* **WHAT IS REQUIRED**
Every line with the string "JSON" should be gathered.

* **Dataset entries on figures**
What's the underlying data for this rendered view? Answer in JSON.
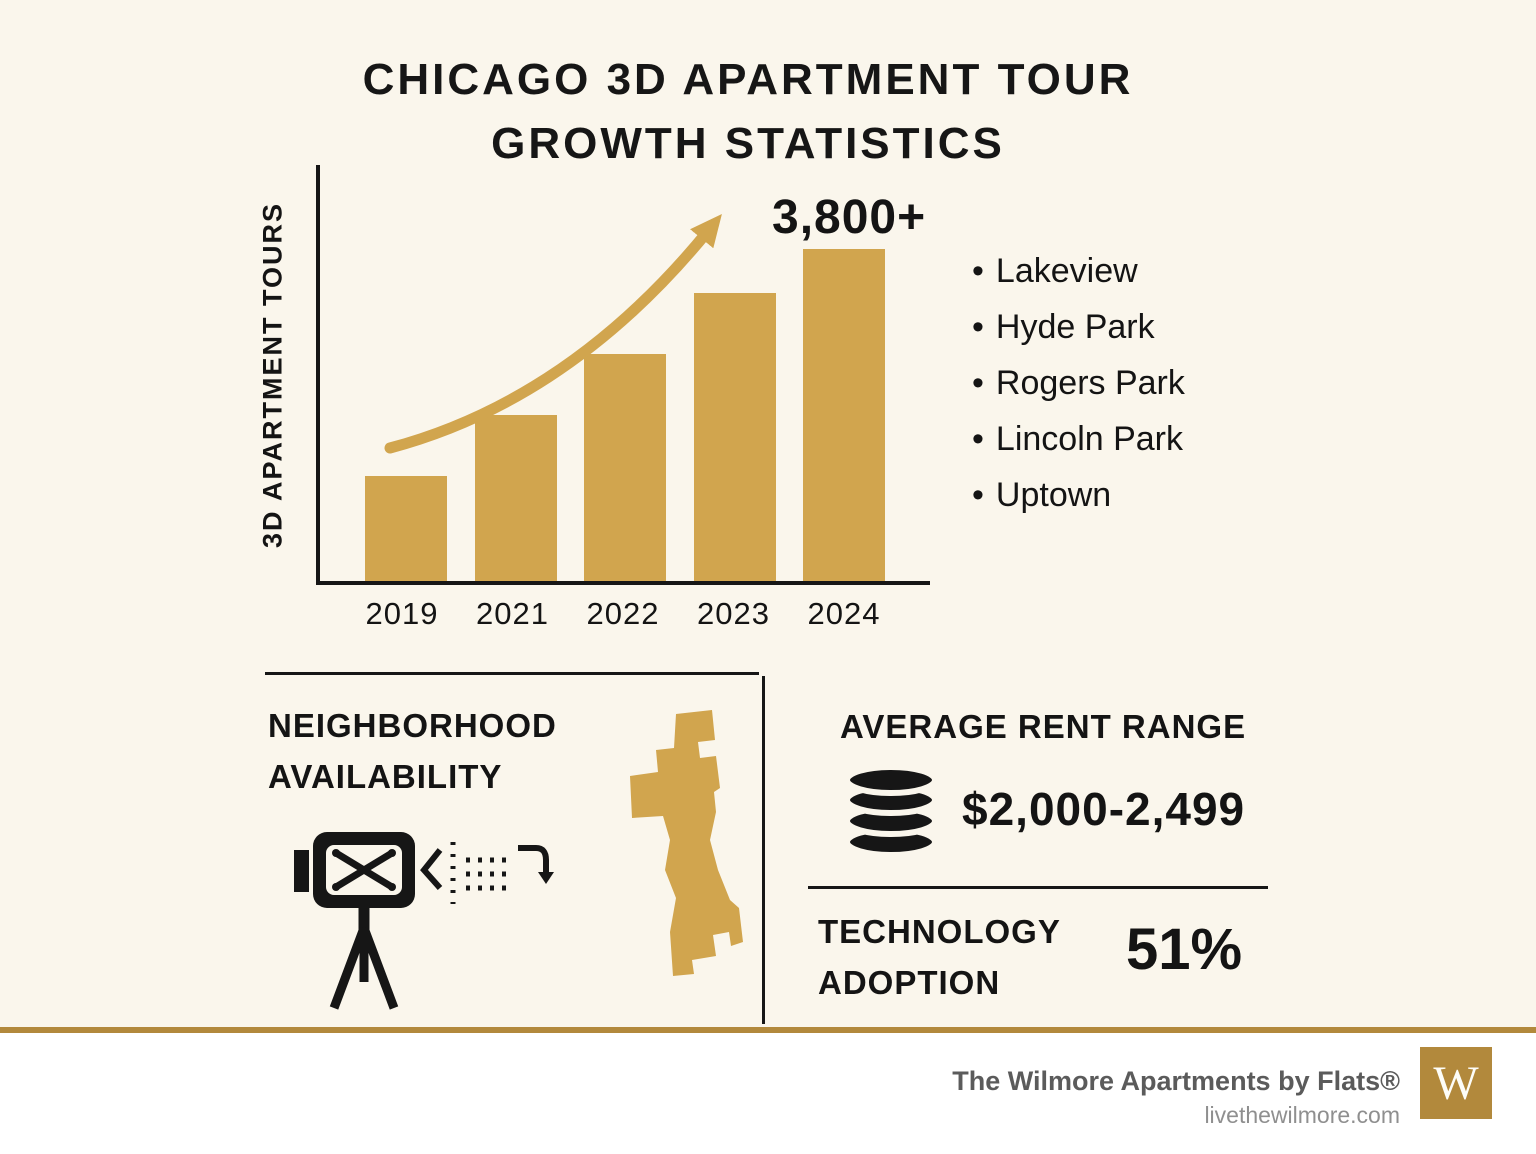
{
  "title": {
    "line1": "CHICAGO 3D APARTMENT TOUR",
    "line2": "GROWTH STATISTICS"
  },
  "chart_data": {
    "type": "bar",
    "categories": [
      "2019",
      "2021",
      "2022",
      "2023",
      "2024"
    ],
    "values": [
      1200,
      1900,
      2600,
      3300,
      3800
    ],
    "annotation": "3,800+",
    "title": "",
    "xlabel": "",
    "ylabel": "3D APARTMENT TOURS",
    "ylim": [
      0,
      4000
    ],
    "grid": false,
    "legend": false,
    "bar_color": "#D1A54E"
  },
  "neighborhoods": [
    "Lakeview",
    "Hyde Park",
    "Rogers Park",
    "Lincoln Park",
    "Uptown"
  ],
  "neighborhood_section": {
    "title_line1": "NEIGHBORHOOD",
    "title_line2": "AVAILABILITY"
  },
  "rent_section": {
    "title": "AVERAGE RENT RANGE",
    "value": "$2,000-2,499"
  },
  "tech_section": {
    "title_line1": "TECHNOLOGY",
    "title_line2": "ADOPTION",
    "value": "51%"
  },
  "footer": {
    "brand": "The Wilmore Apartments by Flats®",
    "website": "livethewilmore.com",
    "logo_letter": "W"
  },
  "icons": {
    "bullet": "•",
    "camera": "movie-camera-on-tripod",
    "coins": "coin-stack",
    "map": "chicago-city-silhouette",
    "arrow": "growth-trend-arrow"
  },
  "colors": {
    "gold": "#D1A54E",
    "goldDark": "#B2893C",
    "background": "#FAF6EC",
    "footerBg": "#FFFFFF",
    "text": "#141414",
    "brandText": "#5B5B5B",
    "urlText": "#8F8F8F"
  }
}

...

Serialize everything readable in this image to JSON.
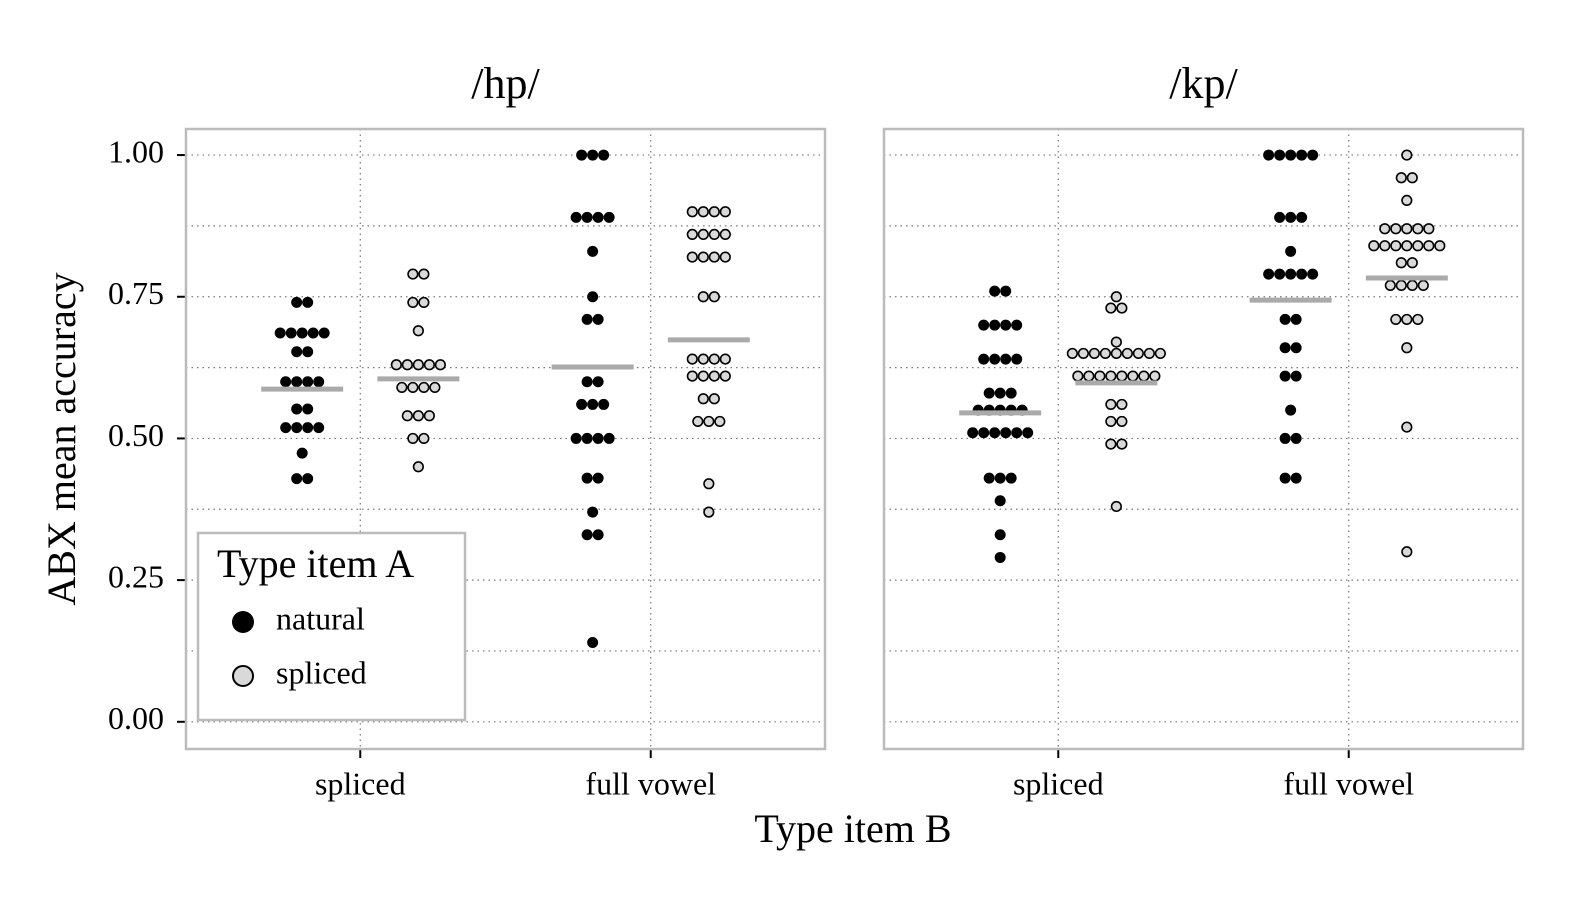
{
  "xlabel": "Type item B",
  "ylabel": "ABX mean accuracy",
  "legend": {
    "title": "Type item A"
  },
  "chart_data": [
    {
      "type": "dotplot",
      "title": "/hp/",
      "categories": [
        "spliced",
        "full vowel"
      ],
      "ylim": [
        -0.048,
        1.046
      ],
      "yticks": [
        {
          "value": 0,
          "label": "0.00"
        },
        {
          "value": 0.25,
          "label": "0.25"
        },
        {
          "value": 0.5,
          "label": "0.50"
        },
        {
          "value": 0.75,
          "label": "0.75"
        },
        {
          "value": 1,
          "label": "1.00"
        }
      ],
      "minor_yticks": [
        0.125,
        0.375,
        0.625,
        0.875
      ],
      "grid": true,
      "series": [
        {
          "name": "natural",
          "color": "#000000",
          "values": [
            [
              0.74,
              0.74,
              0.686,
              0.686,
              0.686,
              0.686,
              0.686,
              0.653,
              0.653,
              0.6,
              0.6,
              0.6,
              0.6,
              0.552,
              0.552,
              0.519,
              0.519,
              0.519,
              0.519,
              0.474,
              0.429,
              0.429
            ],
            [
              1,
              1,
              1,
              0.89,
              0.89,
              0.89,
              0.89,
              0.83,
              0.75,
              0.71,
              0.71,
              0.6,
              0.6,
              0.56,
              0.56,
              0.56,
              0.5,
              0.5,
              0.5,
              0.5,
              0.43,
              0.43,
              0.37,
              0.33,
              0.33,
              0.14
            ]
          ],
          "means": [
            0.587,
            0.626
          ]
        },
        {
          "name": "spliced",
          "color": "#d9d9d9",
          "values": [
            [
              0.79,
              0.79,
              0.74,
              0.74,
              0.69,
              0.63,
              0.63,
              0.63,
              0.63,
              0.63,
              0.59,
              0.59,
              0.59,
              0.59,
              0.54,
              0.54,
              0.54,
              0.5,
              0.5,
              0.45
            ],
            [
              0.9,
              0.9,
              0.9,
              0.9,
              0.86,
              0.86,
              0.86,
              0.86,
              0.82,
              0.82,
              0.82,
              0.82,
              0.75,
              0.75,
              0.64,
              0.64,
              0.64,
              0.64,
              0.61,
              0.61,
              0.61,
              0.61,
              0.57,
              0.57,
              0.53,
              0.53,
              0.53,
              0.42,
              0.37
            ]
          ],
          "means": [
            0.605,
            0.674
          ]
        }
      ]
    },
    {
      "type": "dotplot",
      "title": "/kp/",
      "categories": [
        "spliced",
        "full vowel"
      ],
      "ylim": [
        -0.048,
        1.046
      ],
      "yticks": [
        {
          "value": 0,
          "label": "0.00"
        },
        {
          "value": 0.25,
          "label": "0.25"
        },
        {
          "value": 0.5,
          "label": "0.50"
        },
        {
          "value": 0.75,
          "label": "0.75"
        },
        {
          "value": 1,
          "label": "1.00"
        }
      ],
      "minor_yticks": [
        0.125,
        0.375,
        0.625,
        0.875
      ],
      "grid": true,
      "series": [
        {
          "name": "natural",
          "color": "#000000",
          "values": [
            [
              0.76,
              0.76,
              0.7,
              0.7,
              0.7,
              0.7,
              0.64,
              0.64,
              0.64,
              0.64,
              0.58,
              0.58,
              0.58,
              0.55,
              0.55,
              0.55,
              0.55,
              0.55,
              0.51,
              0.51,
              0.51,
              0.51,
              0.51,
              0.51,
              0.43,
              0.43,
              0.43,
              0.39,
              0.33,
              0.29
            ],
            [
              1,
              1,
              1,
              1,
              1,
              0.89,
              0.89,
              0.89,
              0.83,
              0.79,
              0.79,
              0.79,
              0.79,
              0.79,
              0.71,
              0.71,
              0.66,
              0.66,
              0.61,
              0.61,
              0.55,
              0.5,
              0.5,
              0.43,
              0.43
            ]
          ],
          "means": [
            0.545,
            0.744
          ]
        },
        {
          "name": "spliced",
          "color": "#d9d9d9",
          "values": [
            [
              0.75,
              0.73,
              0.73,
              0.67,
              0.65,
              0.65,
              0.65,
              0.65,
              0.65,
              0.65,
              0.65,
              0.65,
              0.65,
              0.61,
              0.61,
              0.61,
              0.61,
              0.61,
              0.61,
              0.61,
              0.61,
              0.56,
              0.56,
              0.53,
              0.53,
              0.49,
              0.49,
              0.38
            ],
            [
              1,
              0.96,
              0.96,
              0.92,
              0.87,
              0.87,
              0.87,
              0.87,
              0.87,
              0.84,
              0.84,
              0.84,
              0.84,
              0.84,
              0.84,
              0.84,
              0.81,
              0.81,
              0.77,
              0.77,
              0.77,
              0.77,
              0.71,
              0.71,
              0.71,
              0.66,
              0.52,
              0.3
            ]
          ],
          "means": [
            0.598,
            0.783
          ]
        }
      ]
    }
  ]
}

* **RESPONSE FOR THIS EXERCISE**
What's the underlying data for this rendered view? Answer in JSON.
Serialize everything readable in this image to JSON.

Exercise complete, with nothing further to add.